§ Your goal:
Pull each line holding the word "Identificar" from the data.

§ Data lines:
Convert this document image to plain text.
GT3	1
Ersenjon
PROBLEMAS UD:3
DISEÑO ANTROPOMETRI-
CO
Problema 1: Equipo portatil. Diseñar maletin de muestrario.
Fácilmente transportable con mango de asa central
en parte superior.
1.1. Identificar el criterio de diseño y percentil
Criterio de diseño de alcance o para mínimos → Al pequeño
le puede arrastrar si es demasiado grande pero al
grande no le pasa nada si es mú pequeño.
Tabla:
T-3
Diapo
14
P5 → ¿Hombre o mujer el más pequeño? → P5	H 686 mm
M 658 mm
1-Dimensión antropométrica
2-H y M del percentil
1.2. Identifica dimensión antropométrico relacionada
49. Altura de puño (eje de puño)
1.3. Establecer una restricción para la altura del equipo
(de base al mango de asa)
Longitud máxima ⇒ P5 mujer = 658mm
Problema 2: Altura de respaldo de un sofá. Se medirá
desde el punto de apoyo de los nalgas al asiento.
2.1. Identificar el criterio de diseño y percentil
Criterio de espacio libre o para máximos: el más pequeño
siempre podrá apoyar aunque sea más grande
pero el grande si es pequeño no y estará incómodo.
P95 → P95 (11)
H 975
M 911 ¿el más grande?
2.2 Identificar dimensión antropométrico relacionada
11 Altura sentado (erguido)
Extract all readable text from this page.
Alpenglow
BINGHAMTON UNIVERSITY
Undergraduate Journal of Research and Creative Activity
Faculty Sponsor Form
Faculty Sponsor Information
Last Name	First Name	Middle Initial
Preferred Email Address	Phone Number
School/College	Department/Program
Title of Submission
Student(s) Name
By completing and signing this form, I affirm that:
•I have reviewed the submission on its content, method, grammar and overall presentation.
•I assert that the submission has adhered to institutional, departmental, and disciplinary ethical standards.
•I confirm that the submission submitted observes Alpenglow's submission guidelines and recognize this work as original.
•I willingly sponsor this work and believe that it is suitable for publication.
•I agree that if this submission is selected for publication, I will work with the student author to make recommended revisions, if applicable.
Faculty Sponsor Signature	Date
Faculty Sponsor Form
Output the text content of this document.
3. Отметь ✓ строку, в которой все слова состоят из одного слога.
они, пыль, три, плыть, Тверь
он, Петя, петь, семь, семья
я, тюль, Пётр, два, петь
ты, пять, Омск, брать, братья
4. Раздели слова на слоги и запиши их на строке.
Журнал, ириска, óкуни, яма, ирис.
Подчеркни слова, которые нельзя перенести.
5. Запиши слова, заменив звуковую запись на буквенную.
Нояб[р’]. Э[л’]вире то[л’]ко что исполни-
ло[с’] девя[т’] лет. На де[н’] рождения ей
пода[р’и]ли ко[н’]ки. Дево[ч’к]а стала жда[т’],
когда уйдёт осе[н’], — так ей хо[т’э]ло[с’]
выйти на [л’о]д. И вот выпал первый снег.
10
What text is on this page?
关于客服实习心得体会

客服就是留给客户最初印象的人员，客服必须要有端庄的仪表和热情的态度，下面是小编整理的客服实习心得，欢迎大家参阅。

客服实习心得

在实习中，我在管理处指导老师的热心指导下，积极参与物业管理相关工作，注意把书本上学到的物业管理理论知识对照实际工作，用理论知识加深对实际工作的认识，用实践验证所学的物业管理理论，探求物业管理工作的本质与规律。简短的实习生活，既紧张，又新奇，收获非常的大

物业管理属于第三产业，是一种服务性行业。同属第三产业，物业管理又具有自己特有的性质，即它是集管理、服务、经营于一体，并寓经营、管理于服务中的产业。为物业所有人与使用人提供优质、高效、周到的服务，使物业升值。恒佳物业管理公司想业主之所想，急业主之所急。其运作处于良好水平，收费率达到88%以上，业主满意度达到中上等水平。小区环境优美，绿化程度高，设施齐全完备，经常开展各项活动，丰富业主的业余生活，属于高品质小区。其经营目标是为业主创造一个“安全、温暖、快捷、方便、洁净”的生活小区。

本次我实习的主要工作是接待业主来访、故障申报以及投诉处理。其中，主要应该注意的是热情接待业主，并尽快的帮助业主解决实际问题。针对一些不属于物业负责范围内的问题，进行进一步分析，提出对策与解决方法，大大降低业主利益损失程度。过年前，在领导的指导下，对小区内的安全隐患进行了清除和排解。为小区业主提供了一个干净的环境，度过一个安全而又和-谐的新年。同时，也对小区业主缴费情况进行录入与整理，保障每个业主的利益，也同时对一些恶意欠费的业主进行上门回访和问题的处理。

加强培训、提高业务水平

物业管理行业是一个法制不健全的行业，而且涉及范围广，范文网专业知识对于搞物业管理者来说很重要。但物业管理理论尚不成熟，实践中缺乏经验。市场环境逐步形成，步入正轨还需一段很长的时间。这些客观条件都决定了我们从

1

§ Answer in full:
1.1. Identificar el criterio de diseño y percentil
2.1. Identificar el criterio de diseño y percentil
2.2 Identificar dimensión antropométrico relacionada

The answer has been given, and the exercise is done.